▸ **SHORT EXERCISE**
From the entries below, gather each line containing the word "Code".
=== EXERCISE INPUTS ===
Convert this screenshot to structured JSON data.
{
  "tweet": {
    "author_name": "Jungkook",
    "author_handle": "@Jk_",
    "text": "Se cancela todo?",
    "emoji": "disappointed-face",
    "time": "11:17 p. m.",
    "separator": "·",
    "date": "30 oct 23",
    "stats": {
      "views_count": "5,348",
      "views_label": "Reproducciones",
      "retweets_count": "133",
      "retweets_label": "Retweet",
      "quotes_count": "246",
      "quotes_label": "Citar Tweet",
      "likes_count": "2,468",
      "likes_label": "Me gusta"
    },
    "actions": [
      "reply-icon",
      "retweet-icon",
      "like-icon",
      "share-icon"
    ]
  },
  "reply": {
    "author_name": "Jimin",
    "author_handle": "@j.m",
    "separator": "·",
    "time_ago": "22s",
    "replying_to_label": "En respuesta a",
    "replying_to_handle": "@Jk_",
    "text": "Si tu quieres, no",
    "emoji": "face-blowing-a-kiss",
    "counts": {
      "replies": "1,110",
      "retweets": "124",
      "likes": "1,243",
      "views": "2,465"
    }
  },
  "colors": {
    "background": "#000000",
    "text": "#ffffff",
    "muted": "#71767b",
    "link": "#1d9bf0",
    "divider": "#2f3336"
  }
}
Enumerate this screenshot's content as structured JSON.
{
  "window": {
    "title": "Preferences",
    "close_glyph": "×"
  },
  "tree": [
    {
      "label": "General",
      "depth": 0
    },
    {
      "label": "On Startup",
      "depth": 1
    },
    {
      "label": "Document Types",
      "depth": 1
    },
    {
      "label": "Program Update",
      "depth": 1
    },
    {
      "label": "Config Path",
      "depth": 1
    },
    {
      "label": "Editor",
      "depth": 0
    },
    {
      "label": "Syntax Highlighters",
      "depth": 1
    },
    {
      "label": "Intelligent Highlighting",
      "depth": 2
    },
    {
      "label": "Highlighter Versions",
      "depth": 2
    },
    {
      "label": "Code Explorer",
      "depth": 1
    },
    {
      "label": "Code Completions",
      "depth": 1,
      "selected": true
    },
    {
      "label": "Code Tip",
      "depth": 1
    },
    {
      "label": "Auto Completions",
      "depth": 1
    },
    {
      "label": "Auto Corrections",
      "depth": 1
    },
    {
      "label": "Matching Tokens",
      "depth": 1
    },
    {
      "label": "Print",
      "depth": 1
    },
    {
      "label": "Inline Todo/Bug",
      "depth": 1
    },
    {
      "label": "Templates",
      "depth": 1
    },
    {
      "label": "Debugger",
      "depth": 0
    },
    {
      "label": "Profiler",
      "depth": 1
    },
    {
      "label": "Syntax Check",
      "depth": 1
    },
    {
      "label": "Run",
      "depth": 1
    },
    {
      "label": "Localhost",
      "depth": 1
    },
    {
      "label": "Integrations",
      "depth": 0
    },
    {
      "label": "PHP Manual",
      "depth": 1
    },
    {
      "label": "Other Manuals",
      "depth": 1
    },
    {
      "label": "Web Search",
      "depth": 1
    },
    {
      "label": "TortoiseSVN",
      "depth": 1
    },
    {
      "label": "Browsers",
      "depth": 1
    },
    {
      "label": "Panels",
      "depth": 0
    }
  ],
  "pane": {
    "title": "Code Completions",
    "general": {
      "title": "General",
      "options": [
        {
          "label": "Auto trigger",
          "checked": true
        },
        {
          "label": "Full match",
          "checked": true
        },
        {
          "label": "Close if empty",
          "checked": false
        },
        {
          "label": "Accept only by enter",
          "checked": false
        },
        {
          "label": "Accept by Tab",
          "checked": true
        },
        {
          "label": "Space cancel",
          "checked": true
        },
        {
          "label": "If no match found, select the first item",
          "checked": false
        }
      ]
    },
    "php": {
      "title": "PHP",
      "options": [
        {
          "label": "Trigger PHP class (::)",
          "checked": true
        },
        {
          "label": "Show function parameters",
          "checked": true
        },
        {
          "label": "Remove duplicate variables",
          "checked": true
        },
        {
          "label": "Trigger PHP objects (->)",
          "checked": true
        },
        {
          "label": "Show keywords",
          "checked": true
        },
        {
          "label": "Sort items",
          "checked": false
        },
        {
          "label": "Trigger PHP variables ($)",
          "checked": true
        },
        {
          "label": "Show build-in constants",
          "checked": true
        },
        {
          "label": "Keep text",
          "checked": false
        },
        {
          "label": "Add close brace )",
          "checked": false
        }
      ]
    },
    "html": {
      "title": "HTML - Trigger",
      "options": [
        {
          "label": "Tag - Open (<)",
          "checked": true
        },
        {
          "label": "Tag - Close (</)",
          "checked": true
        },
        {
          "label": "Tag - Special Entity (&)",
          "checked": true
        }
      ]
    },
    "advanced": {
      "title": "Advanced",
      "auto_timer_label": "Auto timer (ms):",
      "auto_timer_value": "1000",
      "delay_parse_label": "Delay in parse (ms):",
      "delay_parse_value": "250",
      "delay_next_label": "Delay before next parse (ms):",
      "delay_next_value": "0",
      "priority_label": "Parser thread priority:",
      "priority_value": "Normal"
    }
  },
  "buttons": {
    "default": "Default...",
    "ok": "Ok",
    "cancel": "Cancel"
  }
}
===
▸ **RESULT FOR THIS EXERCISE**
      "label": "Code Explorer",
      "label": "Code Completions",
      "label": "Code Tip",
    "title": "Code Completions",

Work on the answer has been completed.